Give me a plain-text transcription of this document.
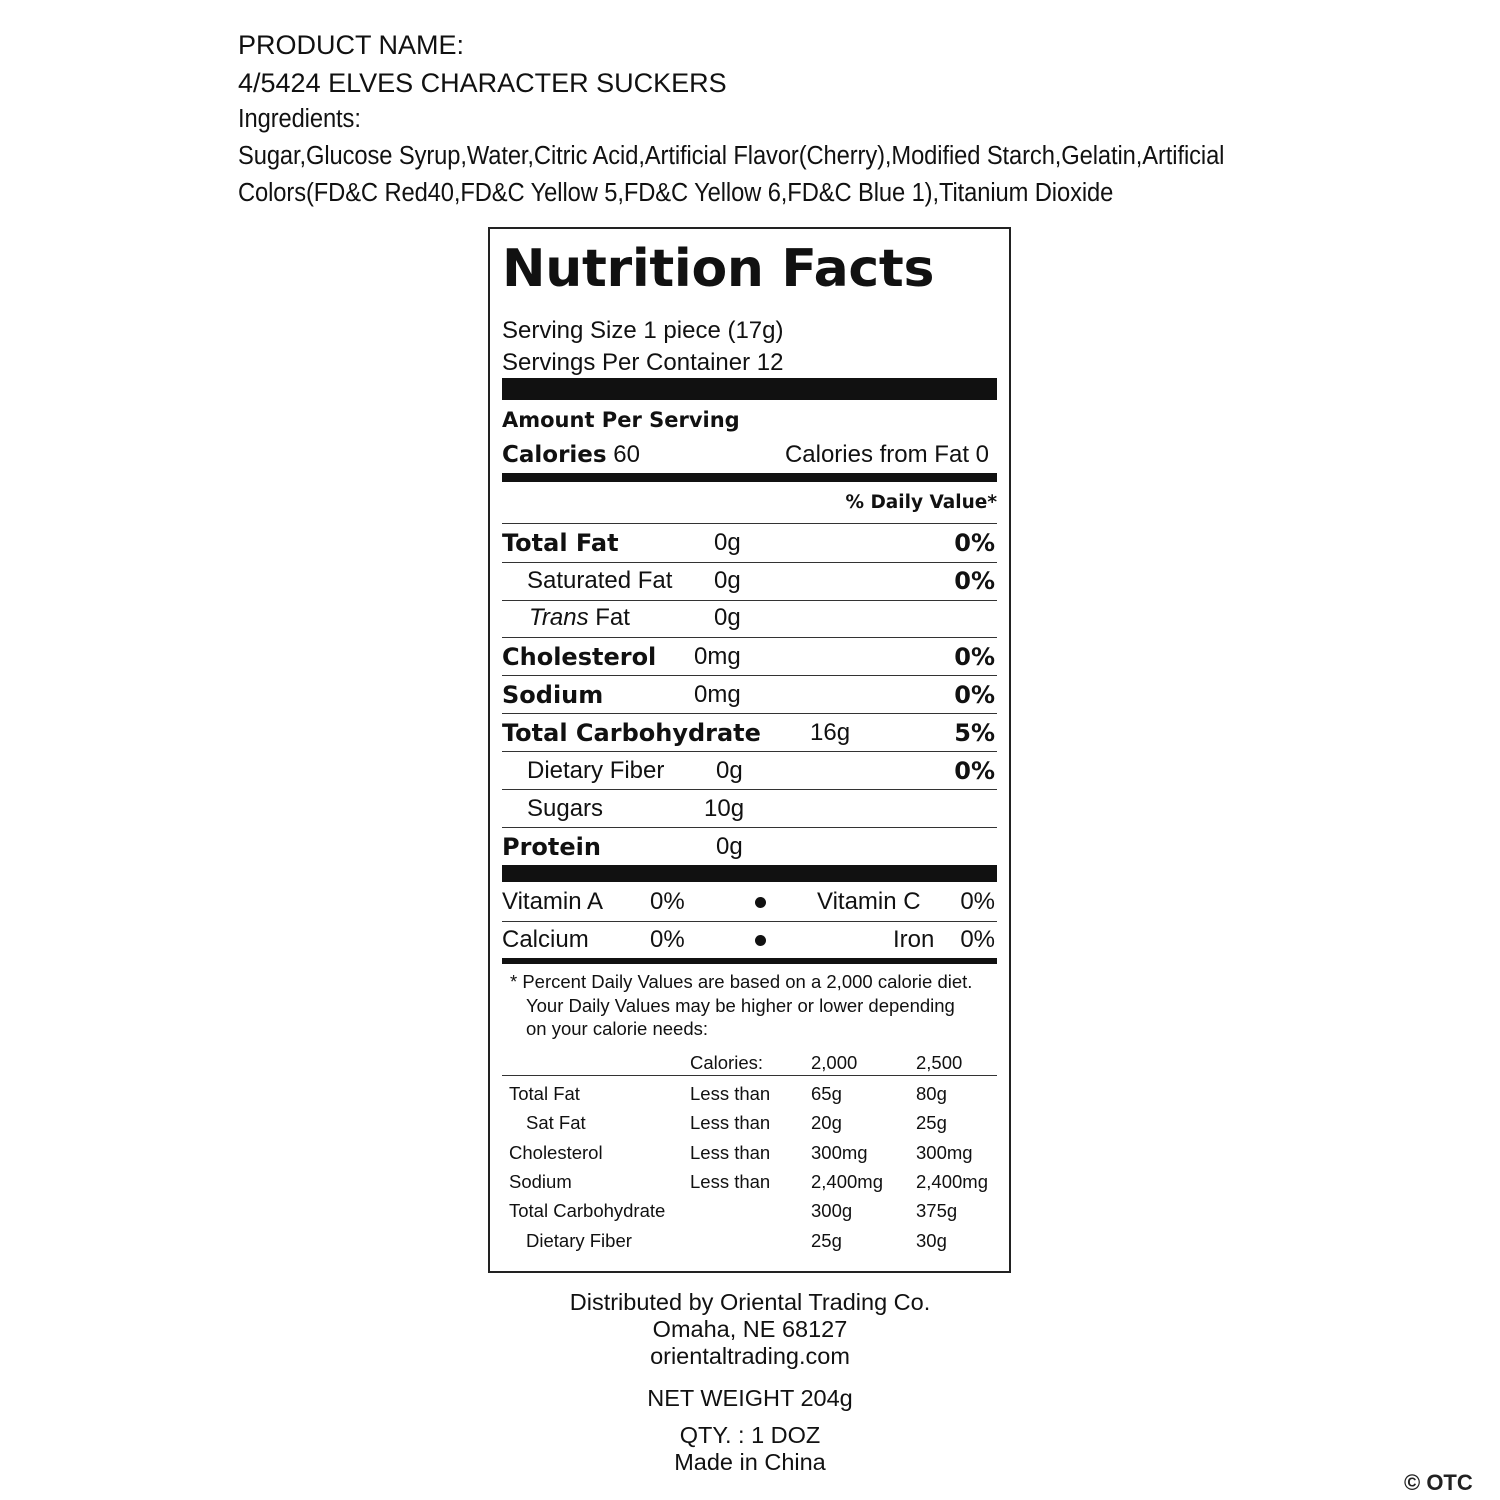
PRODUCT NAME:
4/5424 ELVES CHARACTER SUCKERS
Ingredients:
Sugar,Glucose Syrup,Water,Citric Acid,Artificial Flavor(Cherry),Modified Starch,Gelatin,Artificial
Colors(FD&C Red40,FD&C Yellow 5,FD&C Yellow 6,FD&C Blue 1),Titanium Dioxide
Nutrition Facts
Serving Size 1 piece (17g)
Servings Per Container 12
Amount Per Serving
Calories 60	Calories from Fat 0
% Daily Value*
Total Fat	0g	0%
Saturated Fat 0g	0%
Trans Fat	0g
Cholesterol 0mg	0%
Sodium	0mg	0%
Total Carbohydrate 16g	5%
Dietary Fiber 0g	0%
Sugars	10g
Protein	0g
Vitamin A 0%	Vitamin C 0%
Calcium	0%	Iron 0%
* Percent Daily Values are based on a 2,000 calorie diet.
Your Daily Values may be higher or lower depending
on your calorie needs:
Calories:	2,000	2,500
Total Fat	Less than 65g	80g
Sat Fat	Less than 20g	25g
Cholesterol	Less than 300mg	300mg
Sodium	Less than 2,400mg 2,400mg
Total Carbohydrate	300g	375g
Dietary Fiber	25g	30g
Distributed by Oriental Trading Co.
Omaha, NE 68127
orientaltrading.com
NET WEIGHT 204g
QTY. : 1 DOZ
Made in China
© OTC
- - - -
• [What is needed]: Output all the entries exactly, minus any pictures.

• [Result of the task]:
Give me a plain-text transcription of this document.
PRODUCT NAME:
4/5424 ELVES CHARACTER SUCKERS
Ingredients:
Sugar,Glucose Syrup,Water,Citric Acid,Artificial Flavor(Cherry),Modified Starch,Gelatin,Artificial
Colors(FD&C Red40,FD&C Yellow 5,FD&C Yellow 6,FD&C Blue 1),Titanium Dioxide
Nutrition Facts
Serving Size 1 piece (17g)
Servings Per Container 12
Amount Per Serving
Calories 60	Calories from Fat 0
% Daily Value*
Total Fat	0g	0%
Saturated Fat 0g	0%
Trans Fat	0g
Cholesterol 0mg	0%
Sodium	0mg	0%
Total Carbohydrate 16g	5%
Dietary Fiber 0g	0%
Sugars	10g
Protein	0g
Vitamin A 0%	Vitamin C 0%
Calcium	0%	Iron 0%
* Percent Daily Values are based on a 2,000 calorie diet.
Your Daily Values may be higher or lower depending
on your calorie needs:
Calories:	2,000	2,500
Total Fat	Less than 65g	80g
Sat Fat	Less than 20g	25g
Cholesterol	Less than 300mg	300mg
Sodium	Less than 2,400mg 2,400mg
Total Carbohydrate	300g	375g
Dietary Fiber	25g	30g
Distributed by Oriental Trading Co.
Omaha, NE 68127
orientaltrading.com
NET WEIGHT 204g
QTY. : 1 DOZ
Made in China
© OTC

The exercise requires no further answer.